-------- Records for this exercise --------

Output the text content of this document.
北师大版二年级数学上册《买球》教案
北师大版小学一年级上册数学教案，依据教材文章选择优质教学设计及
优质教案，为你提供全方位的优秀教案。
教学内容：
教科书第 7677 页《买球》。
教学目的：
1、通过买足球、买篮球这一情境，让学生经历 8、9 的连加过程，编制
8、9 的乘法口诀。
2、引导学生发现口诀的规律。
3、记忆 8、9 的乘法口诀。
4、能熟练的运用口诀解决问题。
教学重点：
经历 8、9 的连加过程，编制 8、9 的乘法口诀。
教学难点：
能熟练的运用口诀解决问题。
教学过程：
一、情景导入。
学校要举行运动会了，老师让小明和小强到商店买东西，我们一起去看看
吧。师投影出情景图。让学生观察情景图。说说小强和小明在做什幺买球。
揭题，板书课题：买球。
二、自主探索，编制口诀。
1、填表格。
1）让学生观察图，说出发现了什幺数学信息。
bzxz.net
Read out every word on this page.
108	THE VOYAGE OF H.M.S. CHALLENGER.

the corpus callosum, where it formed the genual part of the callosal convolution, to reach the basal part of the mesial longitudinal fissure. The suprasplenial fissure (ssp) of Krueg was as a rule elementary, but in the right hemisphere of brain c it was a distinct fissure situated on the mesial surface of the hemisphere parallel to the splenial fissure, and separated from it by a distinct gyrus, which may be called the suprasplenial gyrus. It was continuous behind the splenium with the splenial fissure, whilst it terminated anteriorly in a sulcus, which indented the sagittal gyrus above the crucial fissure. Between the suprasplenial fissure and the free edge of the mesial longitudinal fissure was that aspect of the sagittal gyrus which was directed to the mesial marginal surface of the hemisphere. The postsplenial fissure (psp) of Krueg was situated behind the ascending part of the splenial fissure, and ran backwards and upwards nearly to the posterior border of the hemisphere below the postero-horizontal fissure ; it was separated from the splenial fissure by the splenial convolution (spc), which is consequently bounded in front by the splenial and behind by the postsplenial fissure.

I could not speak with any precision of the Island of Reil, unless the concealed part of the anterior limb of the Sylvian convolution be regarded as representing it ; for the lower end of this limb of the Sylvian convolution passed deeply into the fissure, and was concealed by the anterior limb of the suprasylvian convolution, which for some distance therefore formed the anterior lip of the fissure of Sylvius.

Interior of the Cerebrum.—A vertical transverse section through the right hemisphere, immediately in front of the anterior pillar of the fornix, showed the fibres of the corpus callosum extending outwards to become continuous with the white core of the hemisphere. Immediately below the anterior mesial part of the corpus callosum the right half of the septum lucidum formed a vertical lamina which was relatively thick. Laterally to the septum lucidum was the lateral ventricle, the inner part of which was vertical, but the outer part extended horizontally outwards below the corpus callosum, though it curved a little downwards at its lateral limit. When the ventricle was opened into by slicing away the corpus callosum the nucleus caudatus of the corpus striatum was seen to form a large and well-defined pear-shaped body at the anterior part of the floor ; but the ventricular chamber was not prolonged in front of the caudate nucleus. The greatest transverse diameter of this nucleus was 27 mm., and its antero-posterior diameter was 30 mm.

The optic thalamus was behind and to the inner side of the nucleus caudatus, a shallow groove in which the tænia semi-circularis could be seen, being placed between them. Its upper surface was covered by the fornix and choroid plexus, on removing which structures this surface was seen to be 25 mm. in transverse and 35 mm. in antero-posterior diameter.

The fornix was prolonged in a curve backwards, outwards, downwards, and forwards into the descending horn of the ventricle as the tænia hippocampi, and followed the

--------

**Exercise directions**
All the data must be duplicated exactly, with nothing added or removed.

**Response to the task**
Output the text content of this document.
北师大版二年级数学上册《买球》教案
北师大版小学一年级上册数学教案，依据教材文章选择优质教学设计及
优质教案，为你提供全方位的优秀教案。
教学内容：
教科书第 7677 页《买球》。
教学目的：
1、通过买足球、买篮球这一情境，让学生经历 8、9 的连加过程，编制
8、9 的乘法口诀。
2、引导学生发现口诀的规律。
3、记忆 8、9 的乘法口诀。
4、能熟练的运用口诀解决问题。
教学重点：
经历 8、9 的连加过程，编制 8、9 的乘法口诀。
教学难点：
能熟练的运用口诀解决问题。
教学过程：
一、情景导入。
学校要举行运动会了，老师让小明和小强到商店买东西，我们一起去看看
吧。师投影出情景图。让学生观察情景图。说说小强和小明在做什幺买球。
揭题，板书课题：买球。
二、自主探索，编制口诀。
1、填表格。
1）让学生观察图，说出发现了什幺数学信息。
bzxz.net
Read out every word on this page.
108	THE VOYAGE OF H.M.S. CHALLENGER.

the corpus callosum, where it formed the genual part of the callosal convolution, to reach the basal part of the mesial longitudinal fissure. The suprasplenial fissure (ssp) of Krueg was as a rule elementary, but in the right hemisphere of brain c it was a distinct fissure situated on the mesial surface of the hemisphere parallel to the splenial fissure, and separated from it by a distinct gyrus, which may be called the suprasplenial gyrus. It was continuous behind the splenium with the splenial fissure, whilst it terminated anteriorly in a sulcus, which indented the sagittal gyrus above the crucial fissure. Between the suprasplenial fissure and the free edge of the mesial longitudinal fissure was that aspect of the sagittal gyrus which was directed to the mesial marginal surface of the hemisphere. The postsplenial fissure (psp) of Krueg was situated behind the ascending part of the splenial fissure, and ran backwards and upwards nearly to the posterior border of the hemisphere below the postero-horizontal fissure ; it was separated from the splenial fissure by the splenial convolution (spc), which is consequently bounded in front by the splenial and behind by the postsplenial fissure.

I could not speak with any precision of the Island of Reil, unless the concealed part of the anterior limb of the Sylvian convolution be regarded as representing it ; for the lower end of this limb of the Sylvian convolution passed deeply into the fissure, and was concealed by the anterior limb of the suprasylvian convolution, which for some distance therefore formed the anterior lip of the fissure of Sylvius.

Interior of the Cerebrum.—A vertical transverse section through the right hemisphere, immediately in front of the anterior pillar of the fornix, showed the fibres of the corpus callosum extending outwards to become continuous with the white core of the hemisphere. Immediately below the anterior mesial part of the corpus callosum the right half of the septum lucidum formed a vertical lamina which was relatively thick. Laterally to the septum lucidum was the lateral ventricle, the inner part of which was vertical, but the outer part extended horizontally outwards below the corpus callosum, though it curved a little downwards at its lateral limit. When the ventricle was opened into by slicing away the corpus callosum the nucleus caudatus of the corpus striatum was seen to form a large and well-defined pear-shaped body at the anterior part of the floor ; but the ventricular chamber was not prolonged in front of the caudate nucleus. The greatest transverse diameter of this nucleus was 27 mm., and its antero-posterior diameter was 30 mm.

The optic thalamus was behind and to the inner side of the nucleus caudatus, a shallow groove in which the tænia semi-circularis could be seen, being placed between them. Its upper surface was covered by the fornix and choroid plexus, on removing which structures this surface was seen to be 25 mm. in transverse and 35 mm. in antero-posterior diameter.

The fornix was prolonged in a curve backwards, outwards, downwards, and forwards into the descending horn of the ventricle as the tænia hippocampi, and followed the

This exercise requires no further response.